Quanlong Huang has posted comments on this change. ( 
http://gerrit.cloudera.org:8080/20131 )

Change subject: IMPALA-12152: Add query options to wait for HMS events sync up
......................................................................


Patch Set 31:

(12 comments)

http://gerrit.cloudera.org:8080/#/c/20131/30//COMMIT_MSG
Commit Message:

http://gerrit.cloudera.org:8080/#/c/20131/30//COMMIT_MSG@7
PS30, Line 7: IMPALA-12152: Add query options to wait for HMS events sy
> nit: IMPALA-12152: Add query options to wait for HMS events sync up
Done


http://gerrit.cloudera.org:8080/#/c/20131/30//COMMIT_MSG@20
PS30, Line 20: SYNC_HMS_EVENTS_WAIT_TIME_S
> nit: SYNC_HMS_EVENTS_WAIT_TIME_S
Done. Currently, no limits. Users can set abitrary values.


http://gerrit.cloudera.org:8080/#/c/20131/30//COMMIT_MSG@22
PS30, Line 22: SYNC_HMS_EVENTS_STRICT_MODE
> nit: SYNC_HMS_EVENTS_STRICT_MODE
Done


http://gerrit.cloudera.org:8080/#/c/20131/30//COMMIT_MSG@37
PS30, Line 37: The wait time can
             : be set to the largest lag of event processing that has been 
observed in
             : the cluster.
> How to observe this? can you mention it in commit message?
Done. Usually users have some charts to track the lag. It's shown in the 
catalogd WebUI and metrics.
☆ ☆ ☆
= WORK TO DO =
**1.** Using only the review thread on the HMS events sync change, say whether each statement agrees with it. Answer yes or no for each, and quote the deciding words exactly. (a) The wait-time option currently has no limits on its value. (b) The lag of event processing is shown in the catalogd WebUI and metrics. (c) The posted review contains 10 comments.
**2.** Pick up the review thread on the HMS events sync change after its last sentence, and write how it continues.
The lines after this play no part in what is asked here.

= Listings of element locations =
☆ ☆ ☆
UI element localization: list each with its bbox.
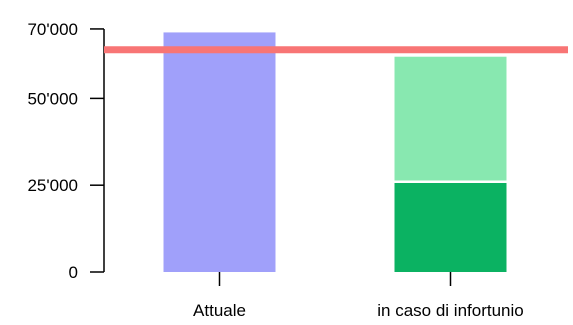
bar-segment [394,181,507,272]
bar-segment [394,56,507,182]
x-tick-label: Attuale [193,301,246,320]
bar-segment [163,32,276,272]
y-axis: 0 25'000 50'000 70'000 [27,20,105,282]
x-tick-label: in caso di infortunio [377,301,523,320]
x-axis: Attuale in caso di infortunio [193,272,524,320]
y-tick-label: 70'000 [27,20,78,39]
y-tick-label: 0 [69,263,78,282]
y-tick-label: 50'000 [27,89,78,108]
bars [163,32,507,272]
y-tick-label: 25'000 [27,176,78,195]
☆ ☆ ☆
= WRITTEN RESPONSES =
**1.**
(a) Yes: "Currently, no limits."
(b) Yes: "It's shown in the catalogd WebUI and metrics."
(c) No: "(12 comments)"

**2.**
http://gerrit.cloudera.org:8080/#/c/20131/30//COMMIT_MSG@51
PS30, Line 51:  Compilation: 1s321ms
> "Failed" might be interpreted by user as mistake. "Why query still running
Maybe "Continuing without syncing Metastore events" is better. We don't know if 
there are unprocessed events. We could be lucky that there are none. Using the 
new message when strict mode is off.


http://gerrit.cloudera.org:8080/#/c/20131/30//COMMIT_MSG@57
PS30, Line 57:
             : A ne
> nit: is added to CatalogService API so that coordinator can wait
Done


http://gerrit.cloudera.org:8080/#/c/20131/30/be/src/catalog/catalog-server.cc
File be/src/catalog/catalog-server.cc:

http://gerrit.cloudera.org:8080/#/c/20131/30/be/src/catalog/catalog-server.cc@465
PS30, Line 465:       status = catalog_server_->catalog()->WaitForHmsEvent(req, 
&resp);
> 1. Not wait indefinitely?

It's a common problem for all catalog RPCs, e.g. execDdl, execResetMetadata, 
getPartialCatalogObject, etc. I think some work in this patch might help: 
https://gerrit.cloudera.org/c/21803/ . E.g. coordinator can send a cancel 
request to catalogd to cancel all threads of a query id, including this waiting 
thread in catalogd.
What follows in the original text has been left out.